→ Exercise goal: Return the whole listing, line for line, without the pictures in it.
[Start Source data]
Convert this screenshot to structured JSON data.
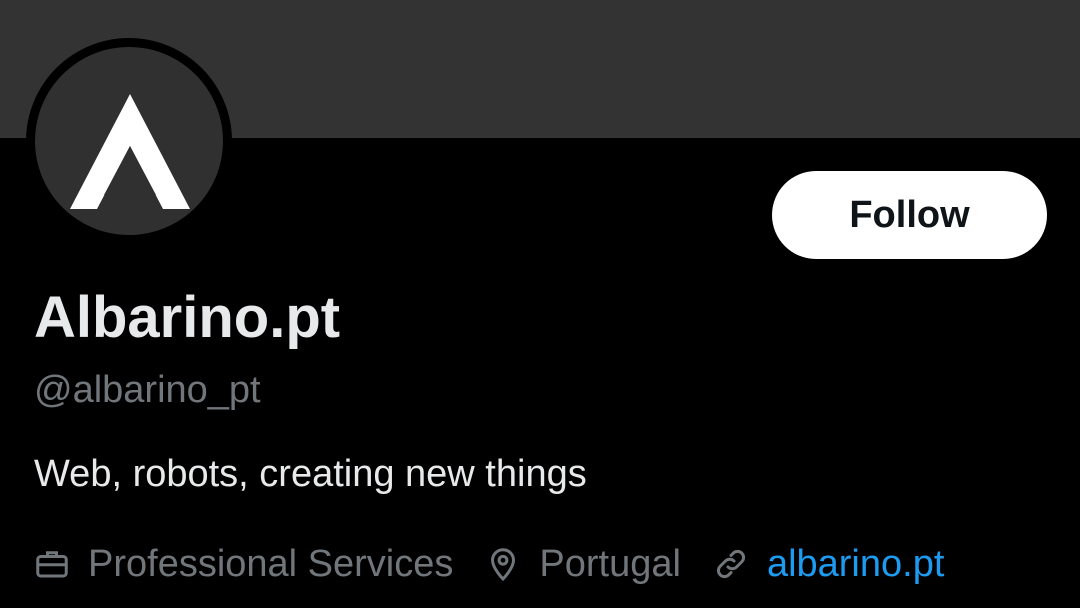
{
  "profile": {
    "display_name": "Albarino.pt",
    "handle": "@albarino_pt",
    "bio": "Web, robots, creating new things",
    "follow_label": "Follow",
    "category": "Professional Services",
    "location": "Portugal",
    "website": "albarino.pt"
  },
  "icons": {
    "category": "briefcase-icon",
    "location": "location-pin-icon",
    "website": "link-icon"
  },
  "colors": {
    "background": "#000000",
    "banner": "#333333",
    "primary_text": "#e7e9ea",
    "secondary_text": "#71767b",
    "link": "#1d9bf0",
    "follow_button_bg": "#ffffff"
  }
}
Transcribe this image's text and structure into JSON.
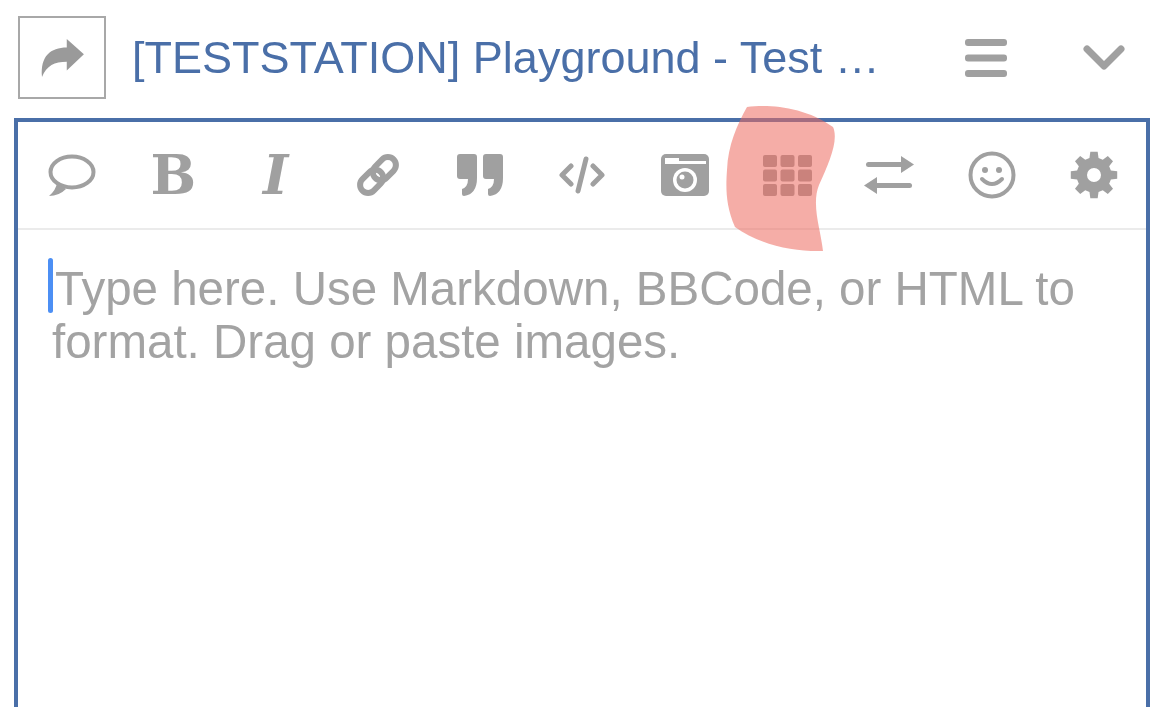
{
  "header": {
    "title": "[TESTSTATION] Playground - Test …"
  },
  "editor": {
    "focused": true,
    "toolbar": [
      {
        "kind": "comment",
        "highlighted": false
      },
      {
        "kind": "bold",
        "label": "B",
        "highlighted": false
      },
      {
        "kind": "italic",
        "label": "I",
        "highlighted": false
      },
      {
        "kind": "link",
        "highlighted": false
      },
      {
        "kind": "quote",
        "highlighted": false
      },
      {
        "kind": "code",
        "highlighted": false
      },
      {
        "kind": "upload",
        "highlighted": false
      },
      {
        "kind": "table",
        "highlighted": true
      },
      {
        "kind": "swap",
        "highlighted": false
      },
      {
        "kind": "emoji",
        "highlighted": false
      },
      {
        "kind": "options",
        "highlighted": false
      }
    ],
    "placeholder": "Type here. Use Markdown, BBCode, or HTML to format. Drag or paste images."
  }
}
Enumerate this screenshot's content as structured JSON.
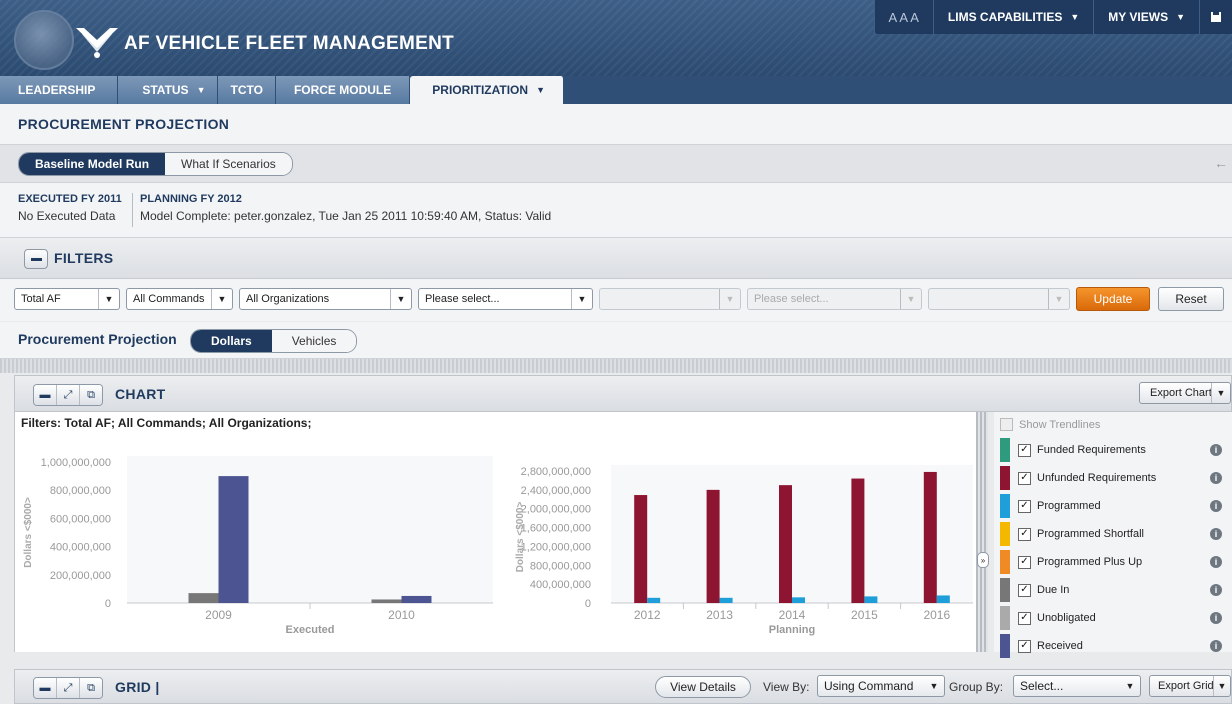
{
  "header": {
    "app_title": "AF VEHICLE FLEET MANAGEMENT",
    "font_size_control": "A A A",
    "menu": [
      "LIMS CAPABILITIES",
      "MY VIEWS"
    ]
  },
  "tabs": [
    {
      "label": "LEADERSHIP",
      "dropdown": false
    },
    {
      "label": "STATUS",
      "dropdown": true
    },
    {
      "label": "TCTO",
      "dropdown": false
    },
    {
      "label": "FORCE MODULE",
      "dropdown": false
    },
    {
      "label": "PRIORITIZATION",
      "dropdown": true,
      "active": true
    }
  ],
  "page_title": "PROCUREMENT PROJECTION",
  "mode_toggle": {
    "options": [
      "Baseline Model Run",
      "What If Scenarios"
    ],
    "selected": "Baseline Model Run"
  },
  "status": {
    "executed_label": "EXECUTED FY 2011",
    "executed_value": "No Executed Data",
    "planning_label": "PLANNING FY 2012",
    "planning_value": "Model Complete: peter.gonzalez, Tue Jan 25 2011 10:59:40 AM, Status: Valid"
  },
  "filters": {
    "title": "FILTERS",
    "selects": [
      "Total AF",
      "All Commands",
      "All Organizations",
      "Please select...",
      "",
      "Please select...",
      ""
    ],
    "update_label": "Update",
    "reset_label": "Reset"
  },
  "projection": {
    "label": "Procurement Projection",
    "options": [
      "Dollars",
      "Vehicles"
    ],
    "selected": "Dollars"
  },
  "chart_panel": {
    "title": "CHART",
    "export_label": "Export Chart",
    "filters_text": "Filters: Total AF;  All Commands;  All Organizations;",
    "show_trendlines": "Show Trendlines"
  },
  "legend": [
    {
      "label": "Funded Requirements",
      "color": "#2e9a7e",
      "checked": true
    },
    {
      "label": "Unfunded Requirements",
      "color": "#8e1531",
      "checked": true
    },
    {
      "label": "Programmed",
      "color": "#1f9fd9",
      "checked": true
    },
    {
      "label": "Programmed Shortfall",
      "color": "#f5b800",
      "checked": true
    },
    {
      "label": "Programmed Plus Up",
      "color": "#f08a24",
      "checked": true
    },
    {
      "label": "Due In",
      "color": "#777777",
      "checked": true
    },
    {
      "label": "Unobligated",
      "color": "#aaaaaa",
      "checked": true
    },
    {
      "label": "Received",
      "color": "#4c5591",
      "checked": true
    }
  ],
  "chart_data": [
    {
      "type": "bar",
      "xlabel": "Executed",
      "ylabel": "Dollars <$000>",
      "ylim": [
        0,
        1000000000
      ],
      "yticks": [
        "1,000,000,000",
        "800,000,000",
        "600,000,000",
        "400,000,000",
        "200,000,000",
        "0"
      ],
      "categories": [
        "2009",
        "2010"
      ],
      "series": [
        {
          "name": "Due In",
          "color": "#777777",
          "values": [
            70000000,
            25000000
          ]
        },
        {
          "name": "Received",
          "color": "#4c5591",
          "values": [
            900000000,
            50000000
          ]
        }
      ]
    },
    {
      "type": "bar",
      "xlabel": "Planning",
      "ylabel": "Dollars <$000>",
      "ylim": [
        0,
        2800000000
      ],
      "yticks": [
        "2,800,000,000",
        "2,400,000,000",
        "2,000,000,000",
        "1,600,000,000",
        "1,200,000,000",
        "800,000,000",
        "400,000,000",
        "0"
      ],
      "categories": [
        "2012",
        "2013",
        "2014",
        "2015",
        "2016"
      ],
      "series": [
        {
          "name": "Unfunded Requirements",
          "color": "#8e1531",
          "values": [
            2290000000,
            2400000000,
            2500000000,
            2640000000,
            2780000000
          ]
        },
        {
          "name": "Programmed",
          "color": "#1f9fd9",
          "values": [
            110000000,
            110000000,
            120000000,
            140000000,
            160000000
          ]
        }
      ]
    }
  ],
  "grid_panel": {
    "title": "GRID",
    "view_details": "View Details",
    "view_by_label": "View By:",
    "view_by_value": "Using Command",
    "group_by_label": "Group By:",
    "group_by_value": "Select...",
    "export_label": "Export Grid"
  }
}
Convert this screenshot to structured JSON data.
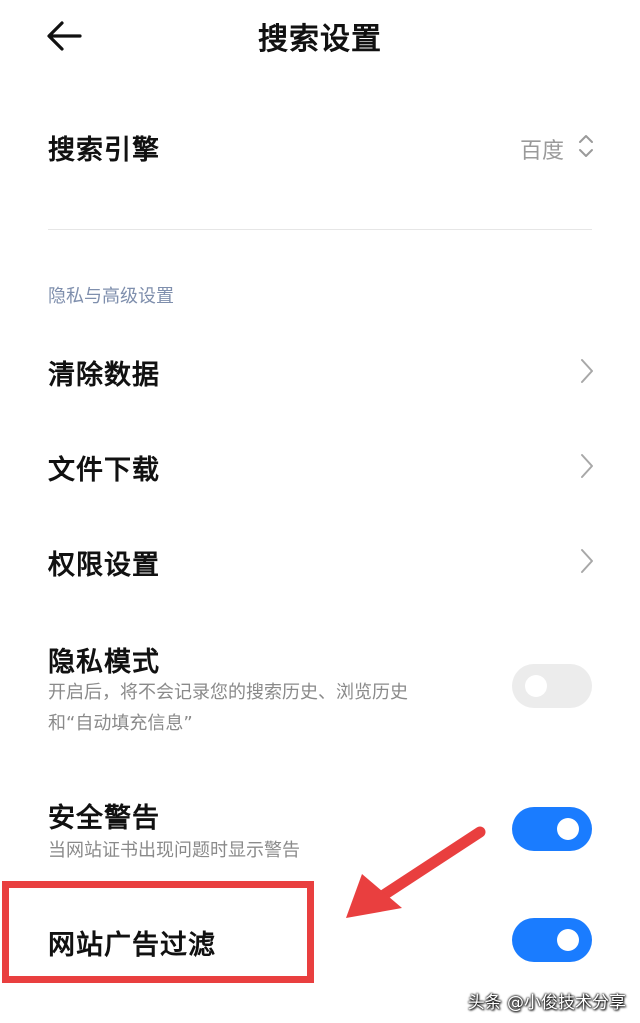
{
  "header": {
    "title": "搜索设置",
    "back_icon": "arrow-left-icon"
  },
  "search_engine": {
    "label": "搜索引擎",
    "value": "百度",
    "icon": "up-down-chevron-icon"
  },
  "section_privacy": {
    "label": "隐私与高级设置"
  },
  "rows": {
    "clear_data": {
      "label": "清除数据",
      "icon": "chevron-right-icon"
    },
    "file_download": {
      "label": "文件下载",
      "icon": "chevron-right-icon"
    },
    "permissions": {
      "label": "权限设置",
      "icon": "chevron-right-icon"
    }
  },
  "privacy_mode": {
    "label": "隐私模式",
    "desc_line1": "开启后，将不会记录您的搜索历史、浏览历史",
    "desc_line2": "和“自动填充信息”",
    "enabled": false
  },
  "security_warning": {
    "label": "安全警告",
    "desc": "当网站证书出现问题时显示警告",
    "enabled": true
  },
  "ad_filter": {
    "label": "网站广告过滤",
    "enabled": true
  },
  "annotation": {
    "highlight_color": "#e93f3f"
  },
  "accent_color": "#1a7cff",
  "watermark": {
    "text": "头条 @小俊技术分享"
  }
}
[End Source data]
→ Completed exercise:
Convert this screenshot to structured JSON data.
{
  "profile": {
    "display_name": "Albarino.pt",
    "handle": "@albarino_pt",
    "bio": "Web, robots, creating new things",
    "follow_label": "Follow",
    "category": "Professional Services",
    "location": "Portugal",
    "website": "albarino.pt"
  },
  "icons": {
    "category": "briefcase-icon",
    "location": "location-pin-icon",
    "website": "link-icon"
  },
  "colors": {
    "background": "#000000",
    "banner": "#333333",
    "primary_text": "#e7e9ea",
    "secondary_text": "#71767b",
    "link": "#1d9bf0",
    "follow_button_bg": "#ffffff"
  }
}
Transcribe this image's text and structure into JSON.
{
  "header": {
    "title": "[TESTSTATION] Playground - Test …"
  },
  "editor": {
    "focused": true,
    "toolbar": [
      {
        "kind": "comment",
        "highlighted": false
      },
      {
        "kind": "bold",
        "label": "B",
        "highlighted": false
      },
      {
        "kind": "italic",
        "label": "I",
        "highlighted": false
      },
      {
        "kind": "link",
        "highlighted": false
      },
      {
        "kind": "quote",
        "highlighted": false
      },
      {
        "kind": "code",
        "highlighted": false
      },
      {
        "kind": "upload",
        "highlighted": false
      },
      {
        "kind": "table",
        "highlighted": true
      },
      {
        "kind": "swap",
        "highlighted": false
      },
      {
        "kind": "emoji",
        "highlighted": false
      },
      {
        "kind": "options",
        "highlighted": false
      }
    ],
    "placeholder": "Type here. Use Markdown, BBCode, or HTML to format. Drag or paste images."
  }
}
Enumerate this screenshot's content as structured JSON.
{
  "header": {
    "app_title": "AF VEHICLE FLEET MANAGEMENT",
    "font_size_control": "A A A",
    "menu": [
      "LIMS CAPABILITIES",
      "MY VIEWS"
    ]
  },
  "tabs": [
    {
      "label": "LEADERSHIP",
      "dropdown": false
    },
    {
      "label": "STATUS",
      "dropdown": true
    },
    {
      "label": "TCTO",
      "dropdown": false
    },
    {
      "label": "FORCE MODULE",
      "dropdown": false
    },
    {
      "label": "PRIORITIZATION",
      "dropdown": true,
      "active": true
    }
  ],
  "page_title": "PROCUREMENT PROJECTION",
  "mode_toggle": {
    "options": [
      "Baseline Model Run",
      "What If Scenarios"
    ],
    "selected": "Baseline Model Run"
  },
  "status": {
    "executed_label": "EXECUTED FY 2011",
    "executed_value": "No Executed Data",
    "planning_label": "PLANNING FY 2012",
    "planning_value": "Model Complete: peter.gonzalez, Tue Jan 25 2011 10:59:40 AM, Status: Valid"
  },
  "filters": {
    "title": "FILTERS",
    "selects": [
      "Total AF",
      "All Commands",
      "All Organizations",
      "Please select...",
      "",
      "Please select...",
      ""
    ],
    "update_label": "Update",
    "reset_label": "Reset"
  },
  "projection": {
    "label": "Procurement Projection",
    "options": [
      "Dollars",
      "Vehicles"
    ],
    "selected": "Dollars"
  },
  "chart_panel": {
    "title": "CHART",
    "export_label": "Export Chart",
    "filters_text": "Filters: Total AF;  All Commands;  All Organizations;",
    "show_trendlines": "Show Trendlines"
  },
  "legend": [
    {
      "label": "Funded Requirements",
      "color": "#2e9a7e",
      "checked": true
    },
    {
      "label": "Unfunded Requirements",
      "color": "#8e1531",
      "checked": true
    },
    {
      "label": "Programmed",
      "color": "#1f9fd9",
      "checked": true
    },
    {
      "label": "Programmed Shortfall",
      "color": "#f5b800",
      "checked": true
    },
    {
      "label": "Programmed Plus Up",
      "color": "#f08a24",
      "checked": true
    },
    {
      "label": "Due In",
      "color": "#777777",
      "checked": true
    },
    {
      "label": "Unobligated",
      "color": "#aaaaaa",
      "checked": true
    },
    {
      "label": "Received",
      "color": "#4c5591",
      "checked": true
    }
  ],
  "chart_data": [
    {
      "type": "bar",
      "xlabel": "Executed",
      "ylabel": "Dollars <$000>",
      "ylim": [
        0,
        1000000000
      ],
      "yticks": [
        "1,000,000,000",
        "800,000,000",
        "600,000,000",
        "400,000,000",
        "200,000,000",
        "0"
      ],
      "categories": [
        "2009",
        "2010"
      ],
      "series": [
        {
          "name": "Due In",
          "color": "#777777",
          "values": [
            70000000,
            25000000
          ]
        },
        {
          "name": "Received",
          "color": "#4c5591",
          "values": [
            900000000,
            50000000
          ]
        }
      ]
    },
    {
      "type": "bar",
      "xlabel": "Planning",
      "ylabel": "Dollars <$000>",
      "ylim": [
        0,
        2800000000
      ],
      "yticks": [
        "2,800,000,000",
        "2,400,000,000",
        "2,000,000,000",
        "1,600,000,000",
        "1,200,000,000",
        "800,000,000",
        "400,000,000",
        "0"
      ],
      "categories": [
        "2012",
        "2013",
        "2014",
        "2015",
        "2016"
      ],
      "series": [
        {
          "name": "Unfunded Requirements",
          "color": "#8e1531",
          "values": [
            2290000000,
            2400000000,
            2500000000,
            2640000000,
            2780000000
          ]
        },
        {
          "name": "Programmed",
          "color": "#1f9fd9",
          "values": [
            110000000,
            110000000,
            120000000,
            140000000,
            160000000
          ]
        }
      ]
    }
  ],
  "grid_panel": {
    "title": "GRID",
    "view_details": "View Details",
    "view_by_label": "View By:",
    "view_by_value": "Using Command",
    "group_by_label": "Group By:",
    "group_by_value": "Select...",
    "export_label": "Export Grid"
  }
}
Convert this screenshot to structured JSON data.
{
  "header": {
    "title": "搜索设置",
    "back_icon": "arrow-left-icon"
  },
  "search_engine": {
    "label": "搜索引擎",
    "value": "百度",
    "icon": "up-down-chevron-icon"
  },
  "section_privacy": {
    "label": "隐私与高级设置"
  },
  "rows": {
    "clear_data": {
      "label": "清除数据",
      "icon": "chevron-right-icon"
    },
    "file_download": {
      "label": "文件下载",
      "icon": "chevron-right-icon"
    },
    "permissions": {
      "label": "权限设置",
      "icon": "chevron-right-icon"
    }
  },
  "privacy_mode": {
    "label": "隐私模式",
    "desc_line1": "开启后，将不会记录您的搜索历史、浏览历史",
    "desc_line2": "和“自动填充信息”",
    "enabled": false
  },
  "security_warning": {
    "label": "安全警告",
    "desc": "当网站证书出现问题时显示警告",
    "enabled": true
  },
  "ad_filter": {
    "label": "网站广告过滤",
    "enabled": true
  },
  "annotation": {
    "highlight_color": "#e93f3f"
  },
  "accent_color": "#1a7cff",
  "watermark": {
    "text": "头条 @小俊技术分享"
  }
}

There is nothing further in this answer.